[Dataset entries]
::::

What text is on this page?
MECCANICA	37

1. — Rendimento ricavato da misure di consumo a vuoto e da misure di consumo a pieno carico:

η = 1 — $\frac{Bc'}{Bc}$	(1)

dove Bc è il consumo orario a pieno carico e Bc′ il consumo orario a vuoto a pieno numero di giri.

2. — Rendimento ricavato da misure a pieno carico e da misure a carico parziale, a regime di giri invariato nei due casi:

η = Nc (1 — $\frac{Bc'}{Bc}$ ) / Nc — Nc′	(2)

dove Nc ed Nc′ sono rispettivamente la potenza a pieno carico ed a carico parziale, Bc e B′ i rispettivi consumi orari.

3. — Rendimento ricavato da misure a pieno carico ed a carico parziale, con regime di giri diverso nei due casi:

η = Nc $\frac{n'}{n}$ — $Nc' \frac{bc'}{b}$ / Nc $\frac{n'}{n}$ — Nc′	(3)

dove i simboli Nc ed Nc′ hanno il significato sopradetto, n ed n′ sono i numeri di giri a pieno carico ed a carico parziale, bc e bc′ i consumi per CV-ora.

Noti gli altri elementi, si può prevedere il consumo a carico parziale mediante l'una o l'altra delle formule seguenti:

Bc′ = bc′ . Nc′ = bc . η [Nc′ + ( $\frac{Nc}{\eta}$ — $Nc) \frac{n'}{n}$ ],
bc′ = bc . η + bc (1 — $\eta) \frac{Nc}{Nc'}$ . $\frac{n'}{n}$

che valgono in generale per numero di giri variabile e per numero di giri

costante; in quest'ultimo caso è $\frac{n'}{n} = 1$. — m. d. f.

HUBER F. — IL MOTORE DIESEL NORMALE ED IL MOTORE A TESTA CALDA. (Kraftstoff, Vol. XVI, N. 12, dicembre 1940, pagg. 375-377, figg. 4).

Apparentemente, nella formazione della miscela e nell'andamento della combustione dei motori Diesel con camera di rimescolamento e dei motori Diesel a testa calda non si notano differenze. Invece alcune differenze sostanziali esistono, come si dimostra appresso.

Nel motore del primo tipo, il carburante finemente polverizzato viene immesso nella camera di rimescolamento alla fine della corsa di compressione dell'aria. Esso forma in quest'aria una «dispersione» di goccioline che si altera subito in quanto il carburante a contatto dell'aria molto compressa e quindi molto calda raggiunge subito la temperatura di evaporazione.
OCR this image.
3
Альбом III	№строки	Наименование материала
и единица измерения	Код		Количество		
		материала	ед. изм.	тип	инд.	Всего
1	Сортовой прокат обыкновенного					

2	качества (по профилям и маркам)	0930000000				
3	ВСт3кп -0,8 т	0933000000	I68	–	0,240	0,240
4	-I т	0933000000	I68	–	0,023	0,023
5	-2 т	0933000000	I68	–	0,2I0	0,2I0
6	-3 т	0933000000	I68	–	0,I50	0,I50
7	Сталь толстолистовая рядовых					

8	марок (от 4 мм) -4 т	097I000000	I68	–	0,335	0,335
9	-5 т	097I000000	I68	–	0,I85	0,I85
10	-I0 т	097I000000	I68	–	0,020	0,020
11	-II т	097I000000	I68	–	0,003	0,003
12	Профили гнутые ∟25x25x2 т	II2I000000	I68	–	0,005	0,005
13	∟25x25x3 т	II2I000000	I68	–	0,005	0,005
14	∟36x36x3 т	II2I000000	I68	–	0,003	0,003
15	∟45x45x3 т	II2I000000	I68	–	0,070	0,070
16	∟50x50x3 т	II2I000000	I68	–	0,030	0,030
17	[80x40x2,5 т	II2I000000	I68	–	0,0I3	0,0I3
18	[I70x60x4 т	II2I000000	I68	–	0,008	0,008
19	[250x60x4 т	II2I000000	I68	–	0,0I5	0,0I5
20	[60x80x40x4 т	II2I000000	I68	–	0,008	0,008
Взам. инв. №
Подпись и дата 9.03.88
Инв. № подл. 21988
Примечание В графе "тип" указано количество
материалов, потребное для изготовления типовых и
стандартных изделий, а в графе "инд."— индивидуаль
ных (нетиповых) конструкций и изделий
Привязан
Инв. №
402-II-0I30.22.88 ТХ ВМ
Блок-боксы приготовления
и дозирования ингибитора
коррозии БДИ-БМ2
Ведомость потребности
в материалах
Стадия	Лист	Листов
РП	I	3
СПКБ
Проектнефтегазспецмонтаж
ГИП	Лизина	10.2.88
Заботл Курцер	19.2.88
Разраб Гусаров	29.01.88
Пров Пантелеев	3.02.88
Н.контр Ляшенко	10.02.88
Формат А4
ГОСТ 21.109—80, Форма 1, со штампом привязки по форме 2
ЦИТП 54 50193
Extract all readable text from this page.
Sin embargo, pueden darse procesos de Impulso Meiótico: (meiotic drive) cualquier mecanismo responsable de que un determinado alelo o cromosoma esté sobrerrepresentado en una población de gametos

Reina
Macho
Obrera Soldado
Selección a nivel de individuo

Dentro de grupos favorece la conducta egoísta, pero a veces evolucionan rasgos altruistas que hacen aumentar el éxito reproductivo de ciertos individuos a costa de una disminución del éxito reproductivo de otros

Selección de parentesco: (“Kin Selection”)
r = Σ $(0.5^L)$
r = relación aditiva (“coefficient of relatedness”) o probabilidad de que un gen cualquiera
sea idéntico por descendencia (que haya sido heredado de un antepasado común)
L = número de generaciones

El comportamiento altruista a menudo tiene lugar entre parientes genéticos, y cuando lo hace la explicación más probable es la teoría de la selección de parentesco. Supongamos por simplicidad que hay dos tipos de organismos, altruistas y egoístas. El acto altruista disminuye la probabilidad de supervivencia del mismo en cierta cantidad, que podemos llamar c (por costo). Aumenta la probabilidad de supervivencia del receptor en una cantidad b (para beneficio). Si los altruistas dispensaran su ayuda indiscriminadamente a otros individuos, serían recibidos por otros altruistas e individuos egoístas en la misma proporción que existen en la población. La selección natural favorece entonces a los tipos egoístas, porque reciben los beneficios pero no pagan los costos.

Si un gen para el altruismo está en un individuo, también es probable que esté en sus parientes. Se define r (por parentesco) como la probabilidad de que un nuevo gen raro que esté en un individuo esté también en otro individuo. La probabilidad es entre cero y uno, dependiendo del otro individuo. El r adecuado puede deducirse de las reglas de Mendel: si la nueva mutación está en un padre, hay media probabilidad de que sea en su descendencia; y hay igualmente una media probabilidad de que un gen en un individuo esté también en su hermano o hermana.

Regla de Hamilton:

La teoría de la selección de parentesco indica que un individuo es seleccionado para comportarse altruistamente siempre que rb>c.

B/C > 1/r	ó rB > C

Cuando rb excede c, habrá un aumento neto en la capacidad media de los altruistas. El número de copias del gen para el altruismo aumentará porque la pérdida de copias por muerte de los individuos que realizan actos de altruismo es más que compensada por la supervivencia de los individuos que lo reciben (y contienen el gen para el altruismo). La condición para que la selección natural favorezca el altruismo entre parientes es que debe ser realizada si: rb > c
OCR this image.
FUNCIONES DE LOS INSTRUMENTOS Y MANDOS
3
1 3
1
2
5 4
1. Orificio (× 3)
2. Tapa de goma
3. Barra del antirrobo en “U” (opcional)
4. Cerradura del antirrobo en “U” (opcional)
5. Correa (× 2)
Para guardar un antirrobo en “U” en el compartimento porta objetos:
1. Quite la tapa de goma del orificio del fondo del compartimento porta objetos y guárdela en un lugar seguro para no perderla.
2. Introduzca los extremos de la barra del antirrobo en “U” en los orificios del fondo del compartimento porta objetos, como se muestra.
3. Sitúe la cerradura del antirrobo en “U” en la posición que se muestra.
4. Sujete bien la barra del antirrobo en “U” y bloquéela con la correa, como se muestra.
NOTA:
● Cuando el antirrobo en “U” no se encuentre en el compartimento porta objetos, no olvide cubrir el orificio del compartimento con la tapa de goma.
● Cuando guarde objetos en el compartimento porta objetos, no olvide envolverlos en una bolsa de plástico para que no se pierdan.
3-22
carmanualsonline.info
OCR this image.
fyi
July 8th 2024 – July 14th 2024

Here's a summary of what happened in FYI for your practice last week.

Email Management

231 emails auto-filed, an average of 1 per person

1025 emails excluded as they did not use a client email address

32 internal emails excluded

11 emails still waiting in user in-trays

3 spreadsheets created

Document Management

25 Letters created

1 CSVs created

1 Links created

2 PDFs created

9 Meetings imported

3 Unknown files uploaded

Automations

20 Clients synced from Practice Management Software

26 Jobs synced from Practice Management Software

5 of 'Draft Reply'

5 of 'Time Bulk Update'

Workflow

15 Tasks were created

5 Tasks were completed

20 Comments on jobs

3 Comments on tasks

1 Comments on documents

::::

Aim of the task >> Look through the entries above and list every line containing "regime".

Reply >>
2. — Rendimento ricavato da misure a pieno carico e da misure a carico parziale, a regime di giri invariato nei due casi:
3. — Rendimento ricavato da misure a pieno carico ed a carico parziale, con regime di giri diverso nei due casi:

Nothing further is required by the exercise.